Task goal
Where a line in the listing below contains the word "JSON", copy that line.

[Saved entries]
- - -

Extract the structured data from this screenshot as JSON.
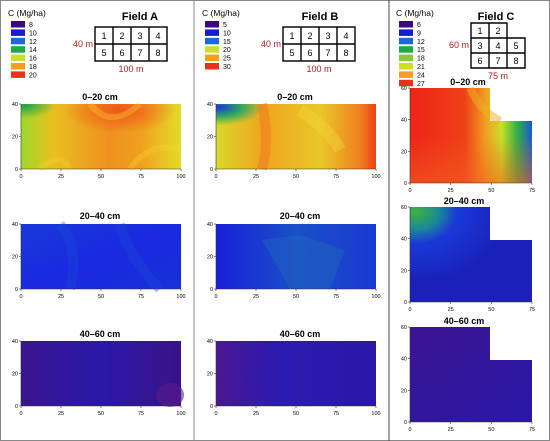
{
  "fields": [
    {
      "title": "Field A",
      "legend_title": "C (Mg/ha)",
      "legend": [
        {
          "label": "8",
          "color": "#3a0a78"
        },
        {
          "label": "10",
          "color": "#1a1ad0"
        },
        {
          "label": "12",
          "color": "#1a6ad8"
        },
        {
          "label": "14",
          "color": "#1ea84a"
        },
        {
          "label": "16",
          "color": "#c8e028"
        },
        {
          "label": "18",
          "color": "#f2a01e"
        },
        {
          "label": "20",
          "color": "#ee3018"
        }
      ],
      "plots": [
        "1",
        "2",
        "3",
        "4",
        "5",
        "6",
        "7",
        "8"
      ],
      "width_label": "100 m",
      "height_label": "40 m",
      "depths": [
        "0–20 cm",
        "20–40 cm",
        "40–60 cm"
      ],
      "x_ticks": [
        "0",
        "25",
        "50",
        "75",
        "100"
      ],
      "y_ticks": [
        "0",
        "20",
        "40"
      ]
    },
    {
      "title": "Field B",
      "legend_title": "C (Mg/ha)",
      "legend": [
        {
          "label": "5",
          "color": "#3a0a78"
        },
        {
          "label": "10",
          "color": "#1a1ad0"
        },
        {
          "label": "15",
          "color": "#1a6ad8"
        },
        {
          "label": "20",
          "color": "#c8e028"
        },
        {
          "label": "25",
          "color": "#f2a01e"
        },
        {
          "label": "30",
          "color": "#ee3018"
        }
      ],
      "plots": [
        "1",
        "2",
        "3",
        "4",
        "5",
        "6",
        "7",
        "8"
      ],
      "width_label": "100 m",
      "height_label": "40 m",
      "depths": [
        "0–20 cm",
        "20–40 cm",
        "40–60 cm"
      ],
      "x_ticks": [
        "0",
        "25",
        "50",
        "75",
        "100"
      ],
      "y_ticks": [
        "0",
        "20",
        "40"
      ]
    },
    {
      "title": "Field C",
      "legend_title": "C (Mg/ha)",
      "legend": [
        {
          "label": "6",
          "color": "#3a0a78"
        },
        {
          "label": "9",
          "color": "#1a1ad0"
        },
        {
          "label": "12",
          "color": "#1a6ad8"
        },
        {
          "label": "15",
          "color": "#1ea84a"
        },
        {
          "label": "18",
          "color": "#88c830"
        },
        {
          "label": "21",
          "color": "#c8e028"
        },
        {
          "label": "24",
          "color": "#f2a01e"
        },
        {
          "label": "27",
          "color": "#ee3018"
        }
      ],
      "plots": [
        "1",
        "2",
        "3",
        "4",
        "5",
        "6",
        "7",
        "8"
      ],
      "width_label": "75 m",
      "height_label": "60 m",
      "depths": [
        "0–20 cm",
        "20–40 cm",
        "40–60 cm"
      ],
      "x_ticks": [
        "0",
        "25",
        "50",
        "75"
      ],
      "y_ticks": [
        "0",
        "20",
        "40",
        "60"
      ]
    }
  ]
}
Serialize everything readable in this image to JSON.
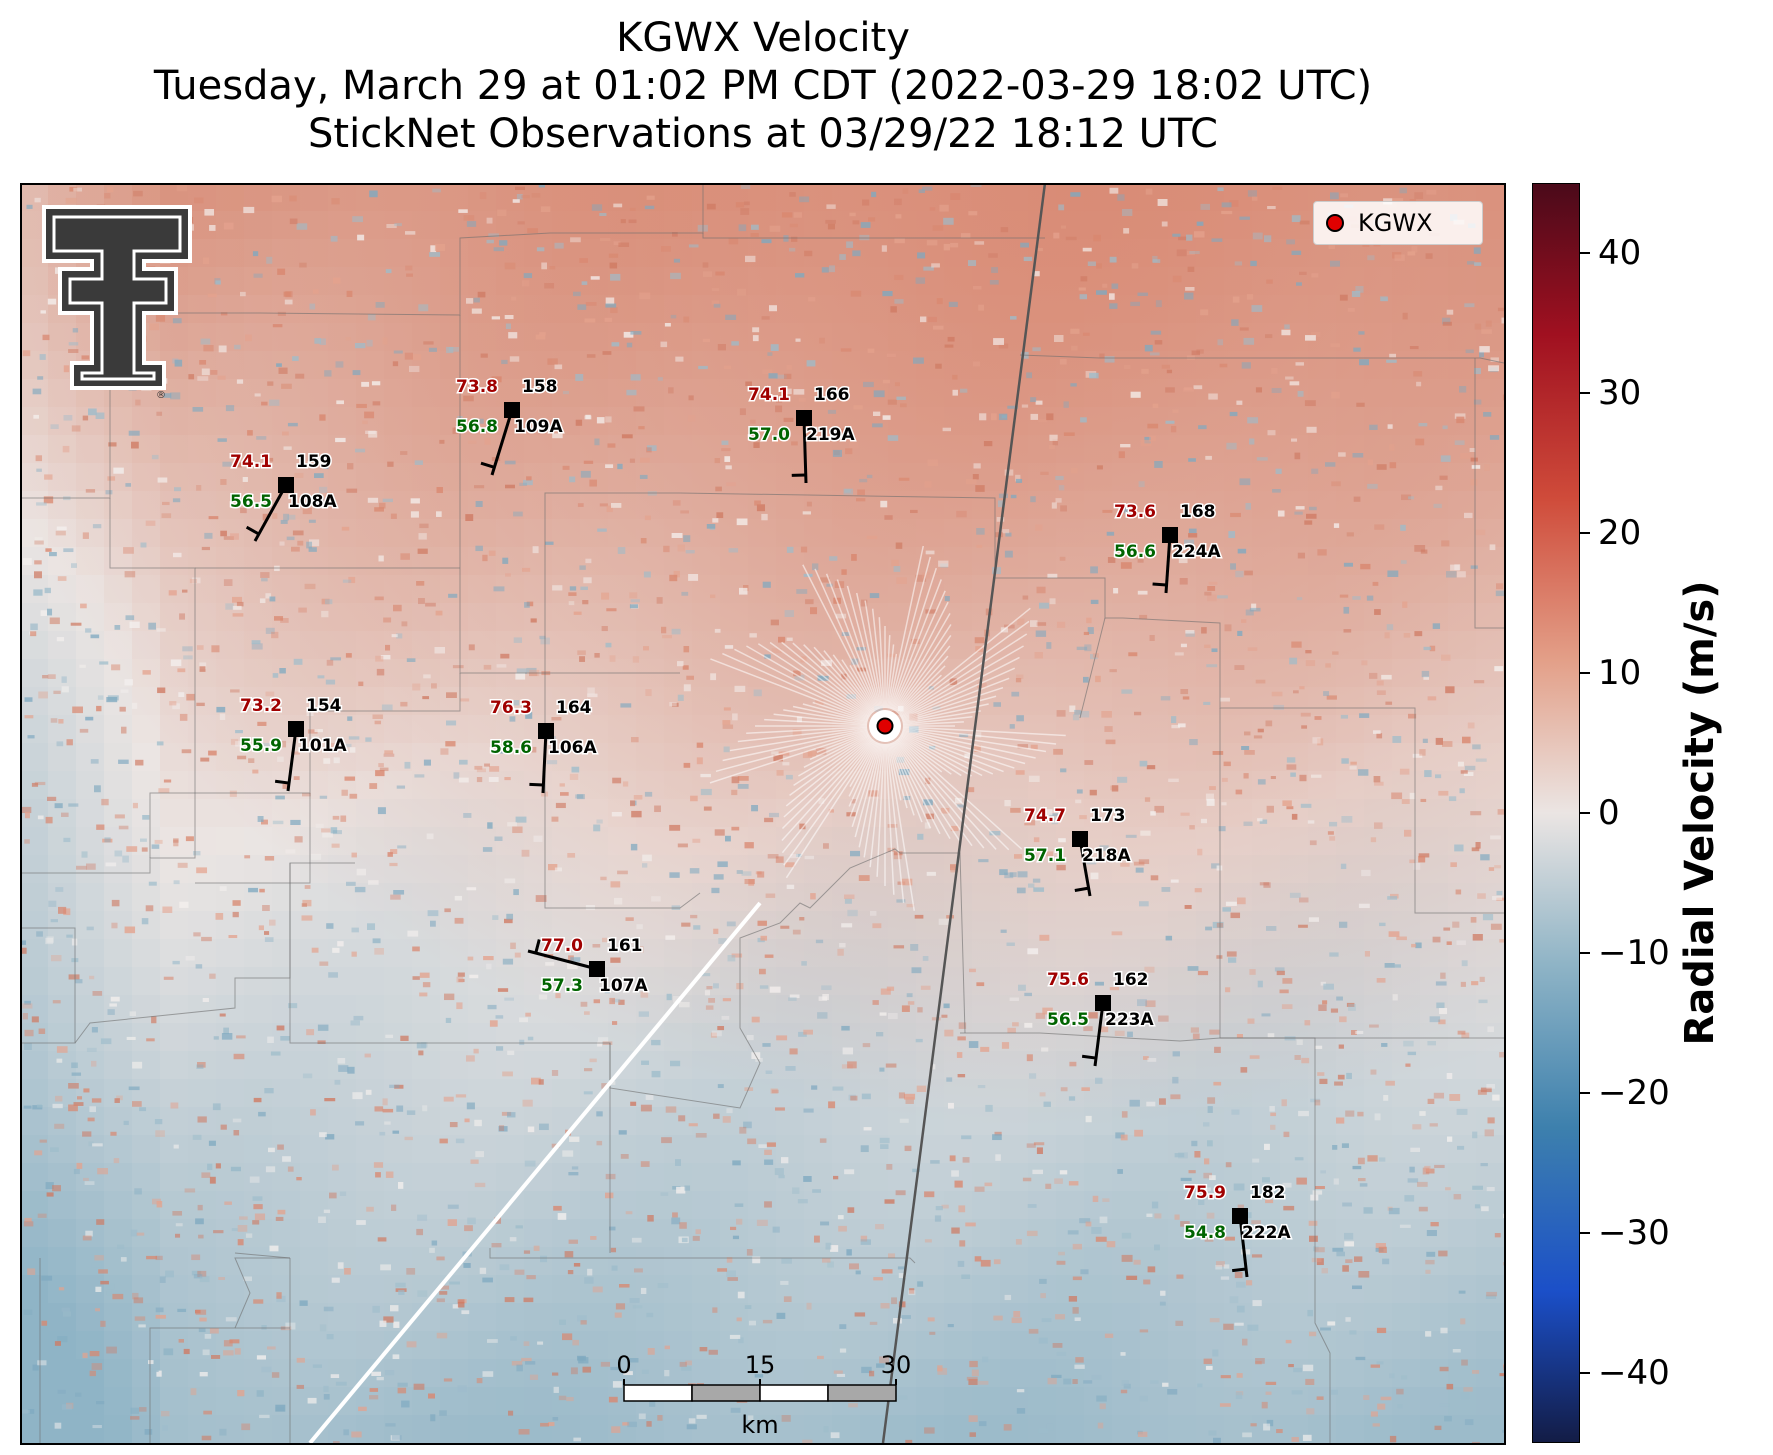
{
  "title": {
    "line1": "KGWX Velocity",
    "line2": "Tuesday, March 29 at 01:02 PM CDT (2022-03-29 18:02 UTC)",
    "line3": "StickNet Observations at 03/29/22 18:12 UTC"
  },
  "legend": {
    "label": "KGWX",
    "marker_color": "#e00000"
  },
  "radar": {
    "name": "KGWX"
  },
  "colorbar": {
    "label": "Radial Velocity (m/s)",
    "min": -45,
    "max": 45,
    "ticks": [
      40,
      30,
      20,
      10,
      0,
      -10,
      -20,
      -30,
      -40
    ],
    "tick_labels": [
      "40",
      "30",
      "20",
      "10",
      "0",
      "−10",
      "−20",
      "−30",
      "−40"
    ],
    "colors": [
      "#4a0a1a",
      "#a01020",
      "#cf4b3a",
      "#e3a089",
      "#ebe5e3",
      "#8fb4c6",
      "#3d80ad",
      "#1b4fc8",
      "#131c45"
    ]
  },
  "scalebar": {
    "labels": [
      "0",
      "15",
      "30"
    ],
    "unit": "km"
  },
  "stations": [
    {
      "id": "108A",
      "temp": "74.1",
      "dew": "56.5",
      "pressure": "159"
    },
    {
      "id": "109A",
      "temp": "73.8",
      "dew": "56.8",
      "pressure": "158"
    },
    {
      "id": "219A",
      "temp": "74.1",
      "dew": "57.0",
      "pressure": "166"
    },
    {
      "id": "224A",
      "temp": "73.6",
      "dew": "56.6",
      "pressure": "168"
    },
    {
      "id": "101A",
      "temp": "73.2",
      "dew": "55.9",
      "pressure": "154"
    },
    {
      "id": "106A",
      "temp": "76.3",
      "dew": "58.6",
      "pressure": "164"
    },
    {
      "id": "218A",
      "temp": "74.7",
      "dew": "57.1",
      "pressure": "173"
    },
    {
      "id": "107A",
      "temp": "77.0",
      "dew": "57.3",
      "pressure": "161"
    },
    {
      "id": "223A",
      "temp": "75.6",
      "dew": "56.5",
      "pressure": "162"
    },
    {
      "id": "222A",
      "temp": "75.9",
      "dew": "54.8",
      "pressure": "182"
    }
  ],
  "colors": {
    "temp": "#a00000",
    "dew": "#006400",
    "station_label": "#000000"
  },
  "logo": {
    "name": "texas-tech-double-t-logo"
  }
}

- - -

Written answer
Extract the structured data from this screenshot as JSON.
Serialize everything readable in this image to JSON.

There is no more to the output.